**SOURCE EXCERPT**.
EX-3.111 107 dex3111.htm ARTICLES OF INCORPORATION OF GLOBAL CROSSING PEC LUXEMBOURG I S.A.R.L. Articles of Incorporation of Global Crossing PEC Luxembourg I s.a.r.l.

Exhibit 3.111

GC Pan European Crossing Luxembourg I

société à responsabilité limitée

limited liability company

Luxembourg

R.C. Luxembourg section B No 70471

Updated articles of association as at the 22nd of December 2001

Statuts coordonnés en date du 22 décembre 2000


Art. 1. There is formed a private limited liability company (société à responsabilité limitée) which will be governed by the laws pertaining to such an entity (hereafter the « Company »), and in particular the law dated 10th August, 1915, on commercial companies, as amended (hereafter the « Law »), as well as by the articles of association (hereafter the « Articles ») which specify in the articles 7, 10, 11 and 14 the exceptional rules applying to one member company.

Art. 2. The corporation may carry out any commercial, industrial or financial operations, any transactions in respect of real estate or moveable property, which the corporation may deem useful to the accomplishment of its purposes.

The corporation may furthermore carry out all transactions pertaining directly or indirectly to the acquiring of participating interests in any enterprises in whatever form and the administration, management, control and development of those participating interests.

**GIVEN INSTRUCTION**.
In the articles of association, which articles specify the exceptional rules that apply to a one member company?

**EXTRACTED MATERIAL**.

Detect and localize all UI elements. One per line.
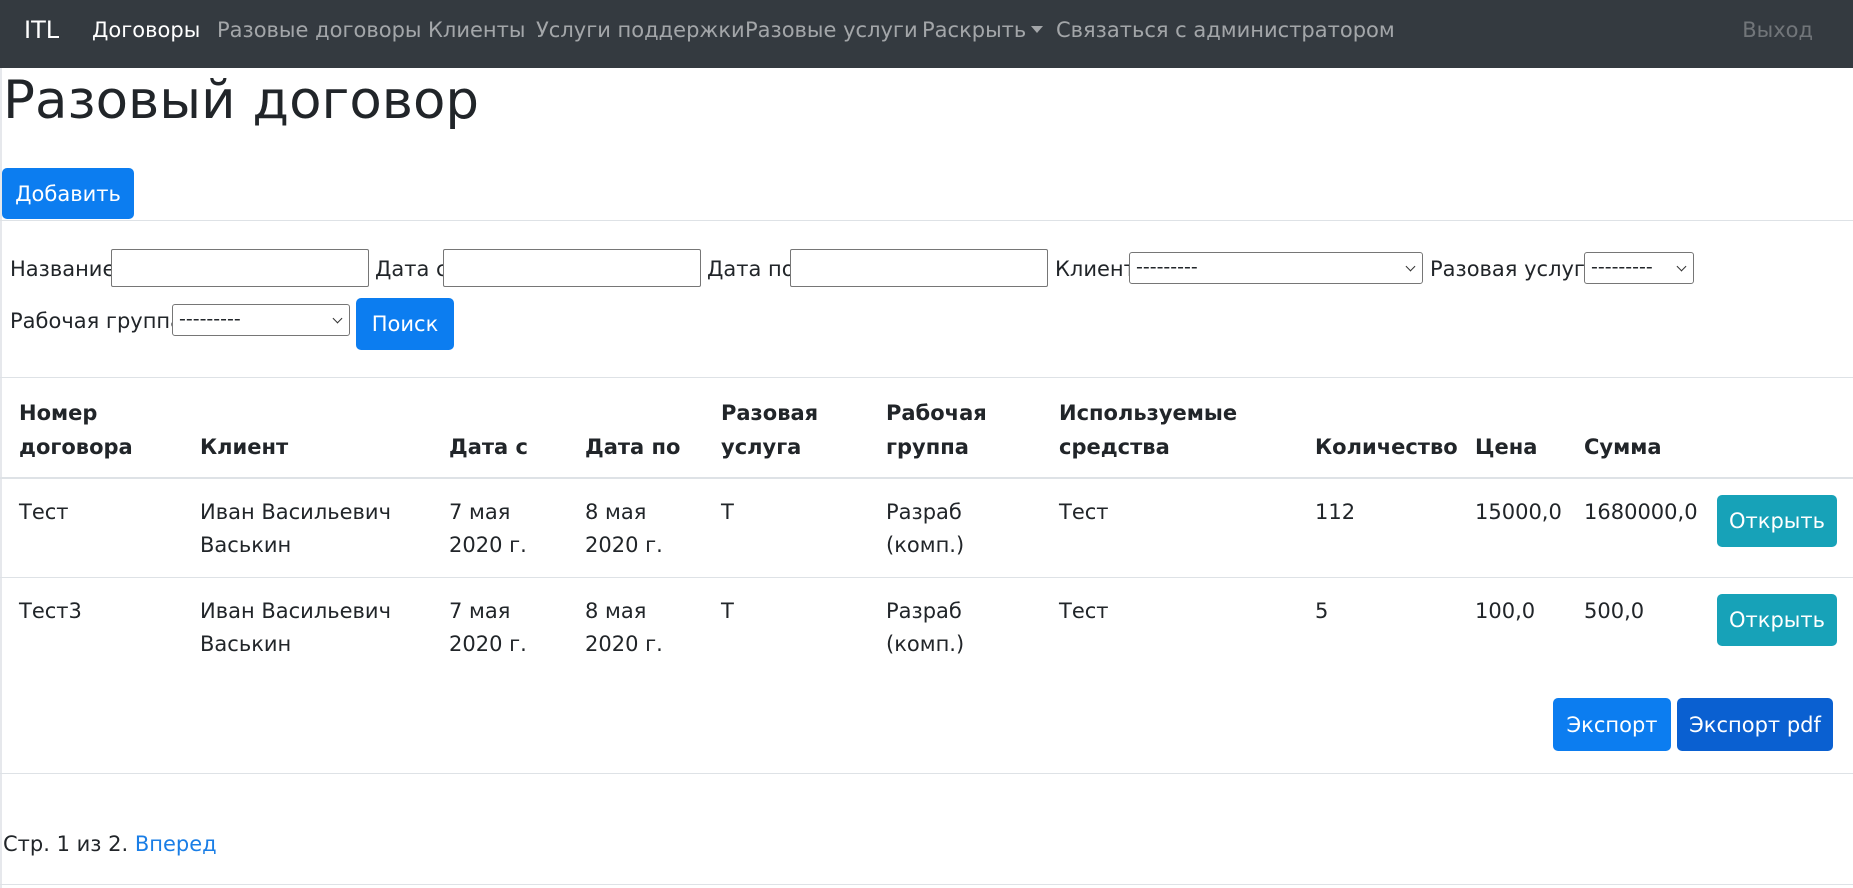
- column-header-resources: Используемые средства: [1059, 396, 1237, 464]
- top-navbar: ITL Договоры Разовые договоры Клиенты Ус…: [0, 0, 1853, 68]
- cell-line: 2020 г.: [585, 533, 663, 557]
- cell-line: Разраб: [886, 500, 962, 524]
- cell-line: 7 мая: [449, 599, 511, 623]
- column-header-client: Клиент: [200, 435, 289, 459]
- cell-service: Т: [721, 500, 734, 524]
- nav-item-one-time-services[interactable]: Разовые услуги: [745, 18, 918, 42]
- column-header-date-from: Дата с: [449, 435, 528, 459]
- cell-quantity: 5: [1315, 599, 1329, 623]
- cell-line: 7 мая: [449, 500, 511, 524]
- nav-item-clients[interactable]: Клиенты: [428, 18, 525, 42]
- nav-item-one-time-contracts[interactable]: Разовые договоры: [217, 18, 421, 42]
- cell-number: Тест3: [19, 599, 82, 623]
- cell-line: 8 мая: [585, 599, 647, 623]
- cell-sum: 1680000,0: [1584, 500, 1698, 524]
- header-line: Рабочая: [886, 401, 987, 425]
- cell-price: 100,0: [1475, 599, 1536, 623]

**CORRECT OUTPUT**.
Articles 7, 10, 11 and 14.